## YOUR GOAL
Repeat the material exactly, leaving nothing out.

## INPUT
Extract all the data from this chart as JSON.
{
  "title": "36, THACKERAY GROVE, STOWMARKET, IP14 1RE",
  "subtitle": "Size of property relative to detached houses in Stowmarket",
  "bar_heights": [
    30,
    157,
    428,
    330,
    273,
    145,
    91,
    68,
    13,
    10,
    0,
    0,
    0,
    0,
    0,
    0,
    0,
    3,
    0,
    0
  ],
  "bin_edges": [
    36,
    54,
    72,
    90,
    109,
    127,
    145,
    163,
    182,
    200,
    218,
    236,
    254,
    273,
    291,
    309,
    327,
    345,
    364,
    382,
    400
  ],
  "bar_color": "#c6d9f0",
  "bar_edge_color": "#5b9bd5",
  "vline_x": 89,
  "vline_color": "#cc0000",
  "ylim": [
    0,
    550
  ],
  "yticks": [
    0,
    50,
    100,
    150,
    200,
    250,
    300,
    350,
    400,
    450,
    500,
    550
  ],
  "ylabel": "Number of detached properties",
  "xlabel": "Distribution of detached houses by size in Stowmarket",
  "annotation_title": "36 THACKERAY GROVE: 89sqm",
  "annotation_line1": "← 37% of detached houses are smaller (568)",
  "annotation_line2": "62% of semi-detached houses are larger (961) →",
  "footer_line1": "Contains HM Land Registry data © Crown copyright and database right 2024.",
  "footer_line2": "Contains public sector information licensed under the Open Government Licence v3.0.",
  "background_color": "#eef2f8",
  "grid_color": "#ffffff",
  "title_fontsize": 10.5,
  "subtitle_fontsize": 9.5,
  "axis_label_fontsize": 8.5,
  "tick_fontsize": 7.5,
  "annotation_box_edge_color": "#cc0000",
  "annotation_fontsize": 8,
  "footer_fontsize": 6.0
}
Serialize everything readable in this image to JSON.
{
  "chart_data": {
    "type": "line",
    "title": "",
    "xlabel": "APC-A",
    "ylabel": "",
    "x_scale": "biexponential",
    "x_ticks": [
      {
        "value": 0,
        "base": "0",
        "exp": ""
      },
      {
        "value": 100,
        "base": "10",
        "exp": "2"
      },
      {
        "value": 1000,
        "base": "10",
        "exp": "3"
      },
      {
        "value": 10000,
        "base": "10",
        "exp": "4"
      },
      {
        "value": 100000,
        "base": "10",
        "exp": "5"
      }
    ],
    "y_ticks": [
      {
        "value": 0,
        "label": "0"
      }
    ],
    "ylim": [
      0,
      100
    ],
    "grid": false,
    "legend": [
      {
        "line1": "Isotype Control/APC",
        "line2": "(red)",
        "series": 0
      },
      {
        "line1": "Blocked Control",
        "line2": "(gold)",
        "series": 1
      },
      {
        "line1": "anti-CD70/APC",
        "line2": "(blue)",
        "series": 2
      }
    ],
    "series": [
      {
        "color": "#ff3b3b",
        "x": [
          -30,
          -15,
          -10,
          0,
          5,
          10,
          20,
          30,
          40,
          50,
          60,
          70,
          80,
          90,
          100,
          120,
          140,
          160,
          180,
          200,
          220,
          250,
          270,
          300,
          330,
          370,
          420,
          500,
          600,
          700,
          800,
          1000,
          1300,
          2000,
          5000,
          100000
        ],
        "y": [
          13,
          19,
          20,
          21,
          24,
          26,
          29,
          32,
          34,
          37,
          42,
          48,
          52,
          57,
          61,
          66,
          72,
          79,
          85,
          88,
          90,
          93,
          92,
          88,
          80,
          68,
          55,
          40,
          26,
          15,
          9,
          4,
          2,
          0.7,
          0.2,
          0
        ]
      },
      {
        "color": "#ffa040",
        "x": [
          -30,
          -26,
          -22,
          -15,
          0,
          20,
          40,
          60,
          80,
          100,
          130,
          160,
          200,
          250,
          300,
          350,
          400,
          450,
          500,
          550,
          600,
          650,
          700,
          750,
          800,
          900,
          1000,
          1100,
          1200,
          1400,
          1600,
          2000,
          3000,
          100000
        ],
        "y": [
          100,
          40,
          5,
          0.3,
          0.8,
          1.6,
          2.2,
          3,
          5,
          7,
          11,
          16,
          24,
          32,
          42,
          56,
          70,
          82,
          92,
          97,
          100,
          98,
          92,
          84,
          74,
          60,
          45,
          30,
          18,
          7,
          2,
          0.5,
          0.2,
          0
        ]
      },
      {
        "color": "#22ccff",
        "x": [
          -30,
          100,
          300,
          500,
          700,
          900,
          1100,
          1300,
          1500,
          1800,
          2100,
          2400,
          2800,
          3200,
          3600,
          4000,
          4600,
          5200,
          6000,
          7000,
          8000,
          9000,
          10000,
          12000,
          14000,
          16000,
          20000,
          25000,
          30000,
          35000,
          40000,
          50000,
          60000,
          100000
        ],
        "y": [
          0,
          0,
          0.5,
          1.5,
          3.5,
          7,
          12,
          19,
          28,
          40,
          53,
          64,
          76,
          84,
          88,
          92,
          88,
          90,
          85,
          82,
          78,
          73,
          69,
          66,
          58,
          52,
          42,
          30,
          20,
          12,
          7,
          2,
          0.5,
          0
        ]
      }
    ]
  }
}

## FINAL RESULT
Extract all the data from this chart as JSON.
{
  "title": "36, THACKERAY GROVE, STOWMARKET, IP14 1RE",
  "subtitle": "Size of property relative to detached houses in Stowmarket",
  "bar_heights": [
    30,
    157,
    428,
    330,
    273,
    145,
    91,
    68,
    13,
    10,
    0,
    0,
    0,
    0,
    0,
    0,
    0,
    3,
    0,
    0
  ],
  "bin_edges": [
    36,
    54,
    72,
    90,
    109,
    127,
    145,
    163,
    182,
    200,
    218,
    236,
    254,
    273,
    291,
    309,
    327,
    345,
    364,
    382,
    400
  ],
  "bar_color": "#c6d9f0",
  "bar_edge_color": "#5b9bd5",
  "vline_x": 89,
  "vline_color": "#cc0000",
  "ylim": [
    0,
    550
  ],
  "yticks": [
    0,
    50,
    100,
    150,
    200,
    250,
    300,
    350,
    400,
    450,
    500,
    550
  ],
  "ylabel": "Number of detached properties",
  "xlabel": "Distribution of detached houses by size in Stowmarket",
  "annotation_title": "36 THACKERAY GROVE: 89sqm",
  "annotation_line1": "← 37% of detached houses are smaller (568)",
  "annotation_line2": "62% of semi-detached houses are larger (961) →",
  "footer_line1": "Contains HM Land Registry data © Crown copyright and database right 2024.",
  "footer_line2": "Contains public sector information licensed under the Open Government Licence v3.0.",
  "background_color": "#eef2f8",
  "grid_color": "#ffffff",
  "title_fontsize": 10.5,
  "subtitle_fontsize": 9.5,
  "axis_label_fontsize": 8.5,
  "tick_fontsize": 7.5,
  "annotation_box_edge_color": "#cc0000",
  "annotation_fontsize": 8,
  "footer_fontsize": 6.0
}
Serialize everything readable in this image to JSON.
{
  "chart_data": {
    "type": "line",
    "title": "",
    "xlabel": "APC-A",
    "ylabel": "",
    "x_scale": "biexponential",
    "x_ticks": [
      {
        "value": 0,
        "base": "0",
        "exp": ""
      },
      {
        "value": 100,
        "base": "10",
        "exp": "2"
      },
      {
        "value": 1000,
        "base": "10",
        "exp": "3"
      },
      {
        "value": 10000,
        "base": "10",
        "exp": "4"
      },
      {
        "value": 100000,
        "base": "10",
        "exp": "5"
      }
    ],
    "y_ticks": [
      {
        "value": 0,
        "label": "0"
      }
    ],
    "ylim": [
      0,
      100
    ],
    "grid": false,
    "legend": [
      {
        "line1": "Isotype Control/APC",
        "line2": "(red)",
        "series": 0
      },
      {
        "line1": "Blocked Control",
        "line2": "(gold)",
        "series": 1
      },
      {
        "line1": "anti-CD70/APC",
        "line2": "(blue)",
        "series": 2
      }
    ],
    "series": [
      {
        "color": "#ff3b3b",
        "x": [
          -30,
          -15,
          -10,
          0,
          5,
          10,
          20,
          30,
          40,
          50,
          60,
          70,
          80,
          90,
          100,
          120,
          140,
          160,
          180,
          200,
          220,
          250,
          270,
          300,
          330,
          370,
          420,
          500,
          600,
          700,
          800,
          1000,
          1300,
          2000,
          5000,
          100000
        ],
        "y": [
          13,
          19,
          20,
          21,
          24,
          26,
          29,
          32,
          34,
          37,
          42,
          48,
          52,
          57,
          61,
          66,
          72,
          79,
          85,
          88,
          90,
          93,
          92,
          88,
          80,
          68,
          55,
          40,
          26,
          15,
          9,
          4,
          2,
          0.7,
          0.2,
          0
        ]
      },
      {
        "color": "#ffa040",
        "x": [
          -30,
          -26,
          -22,
          -15,
          0,
          20,
          40,
          60,
          80,
          100,
          130,
          160,
          200,
          250,
          300,
          350,
          400,
          450,
          500,
          550,
          600,
          650,
          700,
          750,
          800,
          900,
          1000,
          1100,
          1200,
          1400,
          1600,
          2000,
          3000,
          100000
        ],
        "y": [
          100,
          40,
          5,
          0.3,
          0.8,
          1.6,
          2.2,
          3,
          5,
          7,
          11,
          16,
          24,
          32,
          42,
          56,
          70,
          82,
          92,
          97,
          100,
          98,
          92,
          84,
          74,
          60,
          45,
          30,
          18,
          7,
          2,
          0.5,
          0.2,
          0
        ]
      },
      {
        "color": "#22ccff",
        "x": [
          -30,
          100,
          300,
          500,
          700,
          900,
          1100,
          1300,
          1500,
          1800,
          2100,
          2400,
          2800,
          3200,
          3600,
          4000,
          4600,
          5200,
          6000,
          7000,
          8000,
          9000,
          10000,
          12000,
          14000,
          16000,
          20000,
          25000,
          30000,
          35000,
          40000,
          50000,
          60000,
          100000
        ],
        "y": [
          0,
          0,
          0.5,
          1.5,
          3.5,
          7,
          12,
          19,
          28,
          40,
          53,
          64,
          76,
          84,
          88,
          92,
          88,
          90,
          85,
          82,
          78,
          73,
          69,
          66,
          58,
          52,
          42,
          30,
          20,
          12,
          7,
          2,
          0.5,
          0
        ]
      }
    ]
  }
}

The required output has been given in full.